Task - Output all records precisely as written.

***** Records for the exercise

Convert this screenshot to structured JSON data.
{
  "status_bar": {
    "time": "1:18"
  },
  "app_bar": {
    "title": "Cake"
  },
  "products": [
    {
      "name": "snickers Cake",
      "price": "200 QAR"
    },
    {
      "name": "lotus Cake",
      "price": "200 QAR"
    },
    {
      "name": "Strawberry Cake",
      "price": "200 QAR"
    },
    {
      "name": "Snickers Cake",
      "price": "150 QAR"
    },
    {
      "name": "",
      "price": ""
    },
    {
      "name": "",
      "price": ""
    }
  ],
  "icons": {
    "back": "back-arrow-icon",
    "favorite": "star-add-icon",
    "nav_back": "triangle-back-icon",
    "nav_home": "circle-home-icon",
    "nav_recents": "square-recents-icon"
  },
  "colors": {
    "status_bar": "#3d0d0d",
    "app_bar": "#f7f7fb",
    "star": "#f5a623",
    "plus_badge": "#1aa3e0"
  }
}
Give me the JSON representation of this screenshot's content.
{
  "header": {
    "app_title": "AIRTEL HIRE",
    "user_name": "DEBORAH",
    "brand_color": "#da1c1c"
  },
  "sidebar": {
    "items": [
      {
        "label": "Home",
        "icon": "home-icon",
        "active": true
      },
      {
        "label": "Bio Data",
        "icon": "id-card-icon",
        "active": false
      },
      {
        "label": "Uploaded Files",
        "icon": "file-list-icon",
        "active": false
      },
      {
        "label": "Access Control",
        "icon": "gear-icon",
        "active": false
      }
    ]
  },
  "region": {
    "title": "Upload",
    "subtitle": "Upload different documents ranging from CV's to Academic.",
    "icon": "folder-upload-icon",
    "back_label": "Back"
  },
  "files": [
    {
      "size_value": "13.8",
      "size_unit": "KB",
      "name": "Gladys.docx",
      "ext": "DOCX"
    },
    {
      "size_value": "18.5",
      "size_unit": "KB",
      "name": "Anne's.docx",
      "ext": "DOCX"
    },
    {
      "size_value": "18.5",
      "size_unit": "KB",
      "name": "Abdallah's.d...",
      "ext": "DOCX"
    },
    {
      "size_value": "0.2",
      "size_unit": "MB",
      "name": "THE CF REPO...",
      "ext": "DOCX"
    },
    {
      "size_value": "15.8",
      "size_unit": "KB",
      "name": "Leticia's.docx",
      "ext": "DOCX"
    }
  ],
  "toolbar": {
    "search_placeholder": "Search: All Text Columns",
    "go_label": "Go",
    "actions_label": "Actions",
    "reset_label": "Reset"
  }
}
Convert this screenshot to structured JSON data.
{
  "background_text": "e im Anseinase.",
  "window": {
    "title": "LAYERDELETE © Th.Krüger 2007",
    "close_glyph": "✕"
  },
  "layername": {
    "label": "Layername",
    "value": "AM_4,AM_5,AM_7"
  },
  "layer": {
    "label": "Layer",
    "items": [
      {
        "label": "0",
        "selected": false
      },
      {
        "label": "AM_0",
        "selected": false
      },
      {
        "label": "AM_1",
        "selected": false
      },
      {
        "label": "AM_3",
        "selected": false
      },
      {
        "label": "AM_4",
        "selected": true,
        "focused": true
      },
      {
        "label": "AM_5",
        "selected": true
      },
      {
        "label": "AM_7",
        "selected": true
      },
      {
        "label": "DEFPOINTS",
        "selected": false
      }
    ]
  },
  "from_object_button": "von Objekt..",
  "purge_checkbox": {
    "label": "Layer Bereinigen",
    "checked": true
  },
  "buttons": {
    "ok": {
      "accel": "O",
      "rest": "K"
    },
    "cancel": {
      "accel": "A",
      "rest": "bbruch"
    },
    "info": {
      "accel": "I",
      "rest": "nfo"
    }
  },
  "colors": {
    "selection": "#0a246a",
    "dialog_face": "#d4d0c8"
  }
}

**********

Answer to the problem -
Convert this screenshot to structured JSON data.
{
  "status_bar": {
    "time": "1:18"
  },
  "app_bar": {
    "title": "Cake"
  },
  "products": [
    {
      "name": "snickers Cake",
      "price": "200 QAR"
    },
    {
      "name": "lotus Cake",
      "price": "200 QAR"
    },
    {
      "name": "Strawberry Cake",
      "price": "200 QAR"
    },
    {
      "name": "Snickers Cake",
      "price": "150 QAR"
    },
    {
      "name": "",
      "price": ""
    },
    {
      "name": "",
      "price": ""
    }
  ],
  "icons": {
    "back": "back-arrow-icon",
    "favorite": "star-add-icon",
    "nav_back": "triangle-back-icon",
    "nav_home": "circle-home-icon",
    "nav_recents": "square-recents-icon"
  },
  "colors": {
    "status_bar": "#3d0d0d",
    "app_bar": "#f7f7fb",
    "star": "#f5a623",
    "plus_badge": "#1aa3e0"
  }
}
Give me the JSON representation of this screenshot's content.
{
  "header": {
    "app_title": "AIRTEL HIRE",
    "user_name": "DEBORAH",
    "brand_color": "#da1c1c"
  },
  "sidebar": {
    "items": [
      {
        "label": "Home",
        "icon": "home-icon",
        "active": true
      },
      {
        "label": "Bio Data",
        "icon": "id-card-icon",
        "active": false
      },
      {
        "label": "Uploaded Files",
        "icon": "file-list-icon",
        "active": false
      },
      {
        "label": "Access Control",
        "icon": "gear-icon",
        "active": false
      }
    ]
  },
  "region": {
    "title": "Upload",
    "subtitle": "Upload different documents ranging from CV's to Academic.",
    "icon": "folder-upload-icon",
    "back_label": "Back"
  },
  "files": [
    {
      "size_value": "13.8",
      "size_unit": "KB",
      "name": "Gladys.docx",
      "ext": "DOCX"
    },
    {
      "size_value": "18.5",
      "size_unit": "KB",
      "name": "Anne's.docx",
      "ext": "DOCX"
    },
    {
      "size_value": "18.5",
      "size_unit": "KB",
      "name": "Abdallah's.d...",
      "ext": "DOCX"
    },
    {
      "size_value": "0.2",
      "size_unit": "MB",
      "name": "THE CF REPO...",
      "ext": "DOCX"
    },
    {
      "size_value": "15.8",
      "size_unit": "KB",
      "name": "Leticia's.docx",
      "ext": "DOCX"
    }
  ],
  "toolbar": {
    "search_placeholder": "Search: All Text Columns",
    "go_label": "Go",
    "actions_label": "Actions",
    "reset_label": "Reset"
  }
}
Convert this screenshot to structured JSON data.
{
  "background_text": "e im Anseinase.",
  "window": {
    "title": "LAYERDELETE © Th.Krüger 2007",
    "close_glyph": "✕"
  },
  "layername": {
    "label": "Layername",
    "value": "AM_4,AM_5,AM_7"
  },
  "layer": {
    "label": "Layer",
    "items": [
      {
        "label": "0",
        "selected": false
      },
      {
        "label": "AM_0",
        "selected": false
      },
      {
        "label": "AM_1",
        "selected": false
      },
      {
        "label": "AM_3",
        "selected": false
      },
      {
        "label": "AM_4",
        "selected": true,
        "focused": true
      },
      {
        "label": "AM_5",
        "selected": true
      },
      {
        "label": "AM_7",
        "selected": true
      },
      {
        "label": "DEFPOINTS",
        "selected": false
      }
    ]
  },
  "from_object_button": "von Objekt..",
  "purge_checkbox": {
    "label": "Layer Bereinigen",
    "checked": true
  },
  "buttons": {
    "ok": {
      "accel": "O",
      "rest": "K"
    },
    "cancel": {
      "accel": "A",
      "rest": "bbruch"
    },
    "info": {
      "accel": "I",
      "rest": "nfo"
    }
  },
  "colors": {
    "selection": "#0a246a",
    "dialog_face": "#d4d0c8"
  }
}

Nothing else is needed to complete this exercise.